Count how many lines of the material contain the string "JSON", then give that number and nothing more.

═════ RECORDS SHOWN ═════

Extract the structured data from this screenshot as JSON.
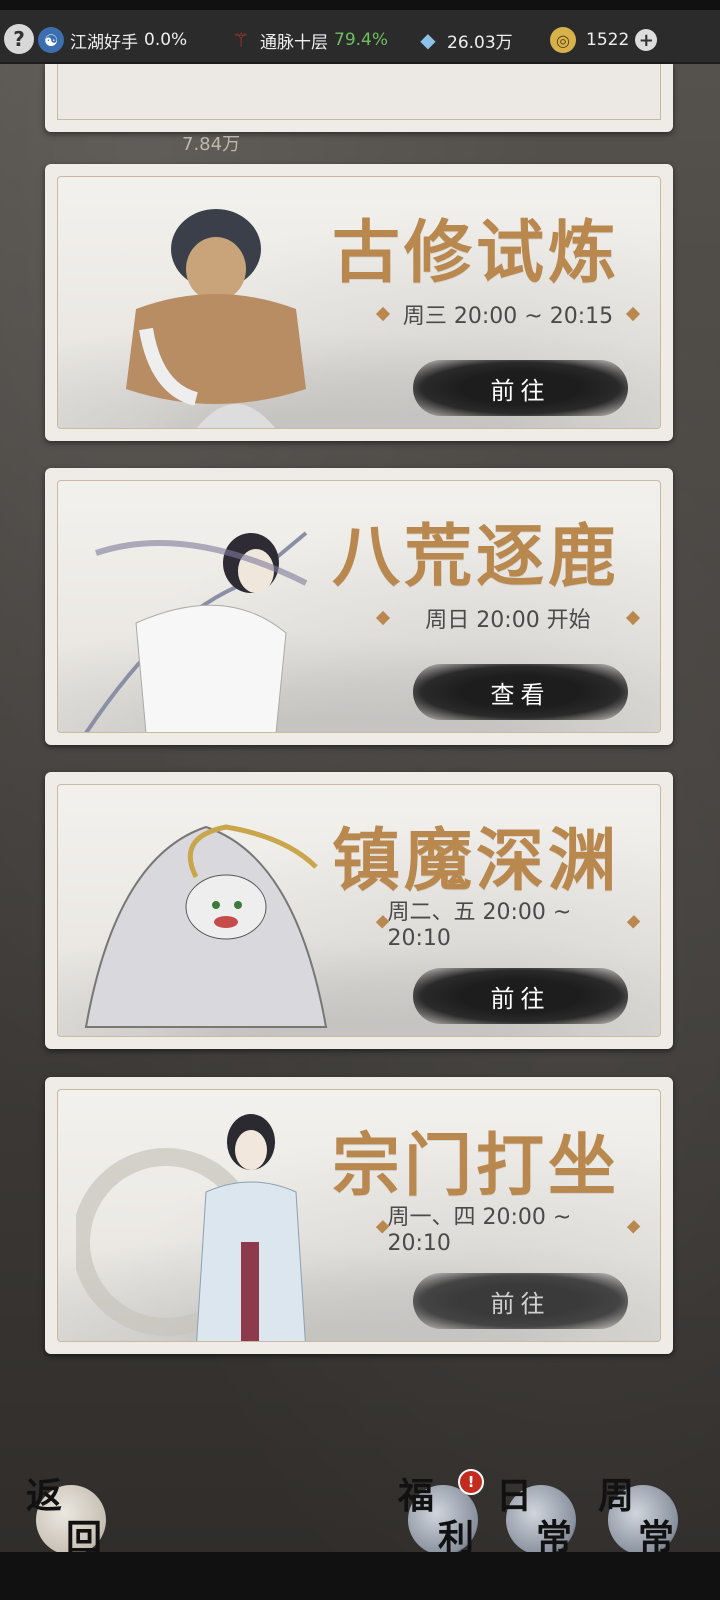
{
  "topbar": {
    "help_symbol": "?",
    "rank": {
      "label": "江湖好手",
      "pct": "0.0%",
      "icon": "yin-yang-icon"
    },
    "cultivation": {
      "label": "通脉十层",
      "pct": "79.4%",
      "pct_color": "#6fbf5e",
      "icon": "meridian-icon"
    },
    "spirit_stones": {
      "value": "26.03万",
      "icon": "crystal-icon"
    },
    "gold": {
      "value": "1522",
      "icon": "gold-coin-icon",
      "plus": "+"
    }
  },
  "partial_card": {
    "ghost_value": "7.84万"
  },
  "events": [
    {
      "title": "古修试炼",
      "schedule": "周三  20:00 ~ 20:15",
      "button": "前往",
      "figure": "muscular-warrior-illustration"
    },
    {
      "title": "八荒逐鹿",
      "schedule": "周日 20:00 开始",
      "button": "查看",
      "figure": "swordsman-illustration"
    },
    {
      "title": "镇魔深渊",
      "schedule": "周二、五  20:00 ~ 20:10",
      "button": "前往",
      "figure": "demon-beast-illustration"
    },
    {
      "title": "宗门打坐",
      "schedule": "周一、四  20:00 ~ 20:10",
      "button": "前往",
      "figure": "scholar-illustration"
    }
  ],
  "bottom": {
    "back": [
      "返",
      "回"
    ],
    "welfare": [
      "福",
      "利"
    ],
    "welfare_badge": "!",
    "daily": [
      "日",
      "常"
    ],
    "weekly": [
      "周",
      "常"
    ]
  },
  "colors": {
    "accent": "#b9884f",
    "card": "#efece7",
    "button": "#1d1d1d"
  }
}
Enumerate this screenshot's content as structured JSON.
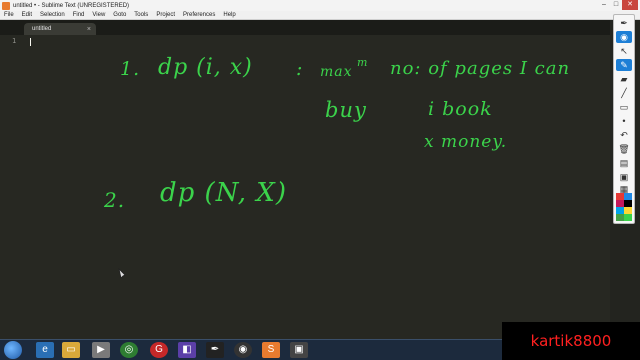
{
  "window": {
    "title": "untitled • - Sublime Text (UNREGISTERED)",
    "minimize": "–",
    "maximize": "□",
    "close": "✕"
  },
  "menu": [
    "File",
    "Edit",
    "Selection",
    "Find",
    "View",
    "Goto",
    "Tools",
    "Project",
    "Preferences",
    "Help"
  ],
  "tab": {
    "label": "untitled",
    "close": "×"
  },
  "editor": {
    "line_number": "1"
  },
  "notes": {
    "l1_num": "1.",
    "l1_expr": "dp (i, x)",
    "l1_colon": ":",
    "l1_max": "max",
    "l1_m": "m",
    "l1_rest": "no: of pages I can",
    "l2_buy": "buy",
    "l2_book": "i book",
    "l3_money": "x money.",
    "l4_num": "2.",
    "l4_expr": "dp (N, X)"
  },
  "watermark": {
    "text": "kartik8800"
  },
  "colors": {
    "ink": "#3bd34b",
    "editor_bg": "#272822",
    "watermark_text": "#ff2020"
  }
}
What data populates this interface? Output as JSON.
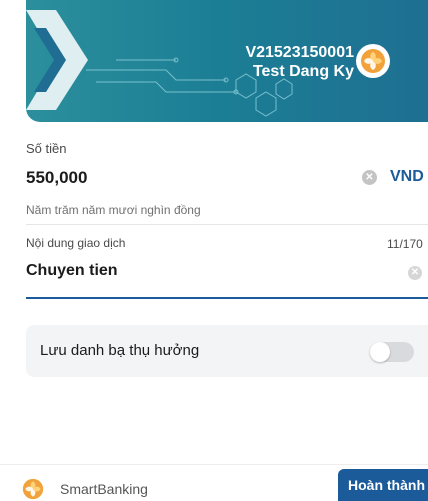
{
  "card": {
    "account_number": "V21523150001",
    "account_name": "Test Dang Ky"
  },
  "amount": {
    "label": "Số tiền",
    "value": "550,000",
    "currency": "VND",
    "in_words": "Năm trăm năm mươi nghìn đồng"
  },
  "content": {
    "label": "Nội dung giao dịch",
    "counter": "11/170",
    "value": "Chuyen tien"
  },
  "save_beneficiary": {
    "label": "Lưu danh bạ thụ hưởng",
    "enabled": false
  },
  "footer": {
    "brand": "SmartBanking",
    "done_label": "Hoàn thành"
  },
  "colors": {
    "primary": "#1c5b9a",
    "card_teal": "#2c8f9c",
    "logo_orange": "#f2a23a"
  }
}
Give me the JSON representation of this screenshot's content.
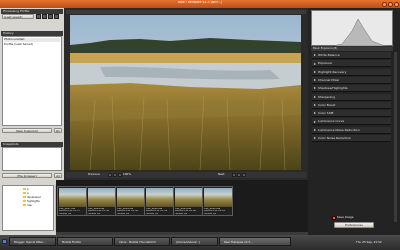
{
  "window": {
    "title": "Raw Therapee v2.3 (NEF...)"
  },
  "left": {
    "processing_profile_label": "Processing Profile",
    "profile_value": "(Last saved)",
    "history_label": "History",
    "history_items": [
      "Photo Loaded",
      "Profile (Last Saved)"
    ],
    "new_snapshot_label": "New Snapshot",
    "snapshots_label": "Snapshots",
    "left_mini_button_label": "Rn",
    "mini_button_label": "Ad",
    "folder_tree_label": "(file browser)",
    "folder_items": [
      "a",
      "a",
      "developed",
      "highlights",
      "raw"
    ]
  },
  "preview": {
    "previous_label": "Previous",
    "zoom_label": "100%",
    "next_label": "Next"
  },
  "filmstrip": {
    "thumbnails": [
      [
        "DSC_0017.nef",
        "2008-03-11 13:57",
        "ISO100 f/8"
      ],
      [
        "DSC_0018.nef",
        "2008-03-11 13:58",
        "ISO100 f/8"
      ],
      [
        "DSC_0019.nef",
        "2008-03-11 13:58",
        "ISO100 f/8"
      ],
      [
        "DSC_0020.nef",
        "2008-03-11 13:59",
        "ISO100 f/8"
      ],
      [
        "DSC_0021.nef",
        "2008-03-11 14:00",
        "ISO100 f/8"
      ],
      [
        "DSC_0022.nef",
        "2008-03-11 14:01",
        "ISO100 f/8"
      ]
    ]
  },
  "right": {
    "histogram_label": "Histogram",
    "tabs_label": "Basic Exposure (B)",
    "tools": [
      "White Balance",
      "Exposure",
      "Highlight Recovery",
      "Channel Mixer",
      "Shadows/Highlights",
      "Sharpening",
      "Color Boost",
      "Color Shift",
      "Luminance Curve",
      "Luminance Noise Reduction",
      "Color Noise Reduction"
    ],
    "save_label": "Save Image",
    "preferences_label": "Preferences"
  },
  "taskbar": {
    "items": [
      "Blogger: Rjarret Wilso...",
      "Mozilla Firefox",
      "Inbox - Mozilla Thunderbird",
      "[/home/shared/...]",
      "Raw Therapee v2.3..."
    ],
    "clock": "Thu 25 Sep, 21:52"
  },
  "colors": {
    "title_bar": "#d6642a",
    "accent_orange": "#e8732c",
    "panel_bg": "#2a2a2a",
    "light_panel": "#d7d5cf"
  }
}
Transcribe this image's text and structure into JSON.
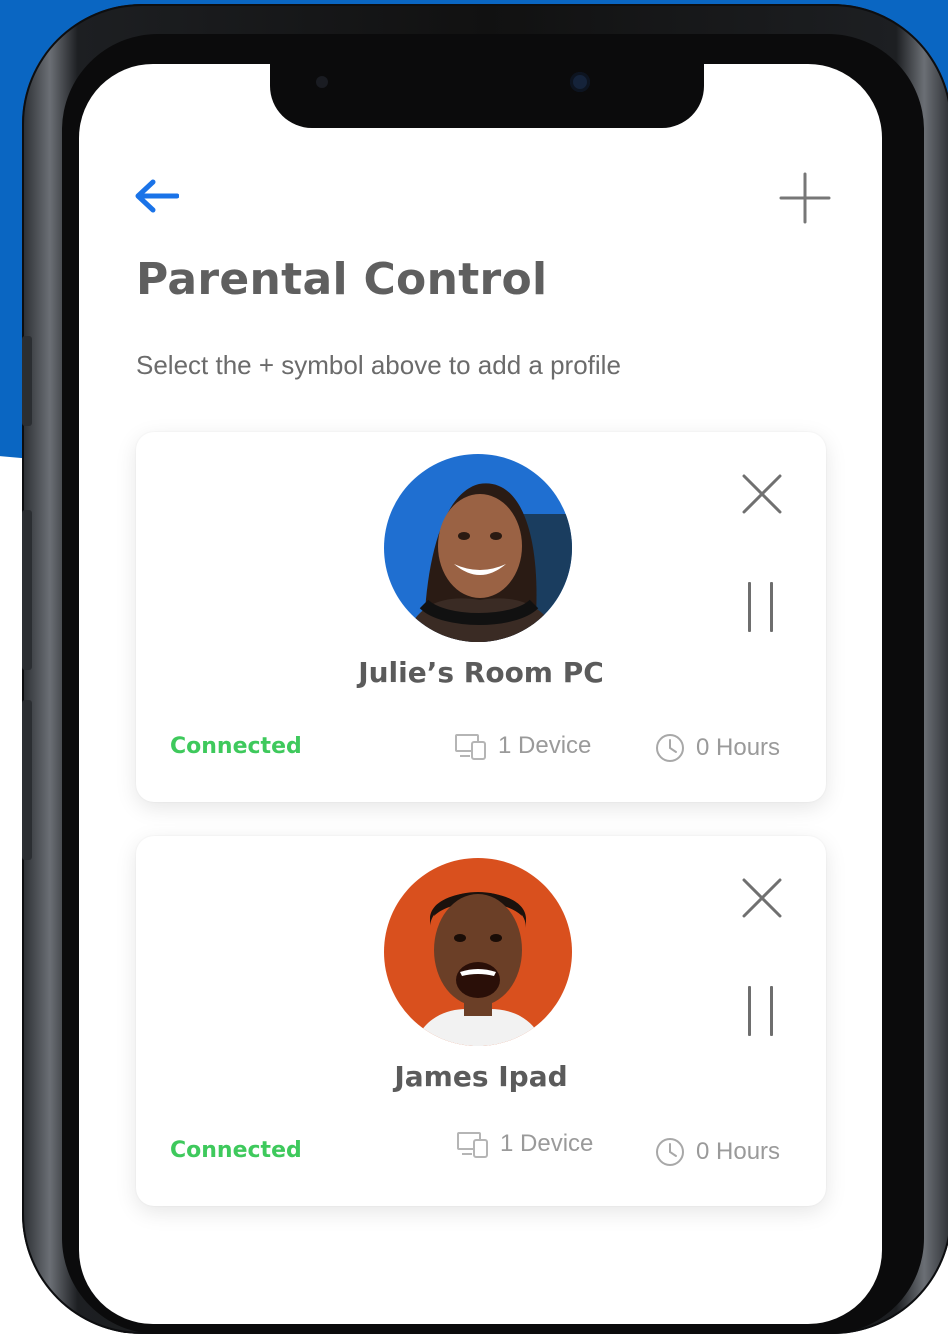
{
  "header": {
    "back_icon": "arrow-left-icon",
    "add_icon": "plus-icon",
    "title": "Parental Control",
    "subtitle": "Select the + symbol above to add a profile"
  },
  "colors": {
    "accent": "#1a73e8",
    "connected": "#3ec95c",
    "brand_background": "#0a66c2"
  },
  "profiles": [
    {
      "name": "Julie’s Room PC",
      "status": "Connected",
      "devices": "1 Device",
      "hours": "0 Hours",
      "avatar_bg": "#1f6fd1"
    },
    {
      "name": "James Ipad",
      "status": "Connected",
      "devices": "1 Device",
      "hours": "0 Hours",
      "avatar_bg": "#d9501e"
    }
  ]
}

═════

* THE ANSWER
5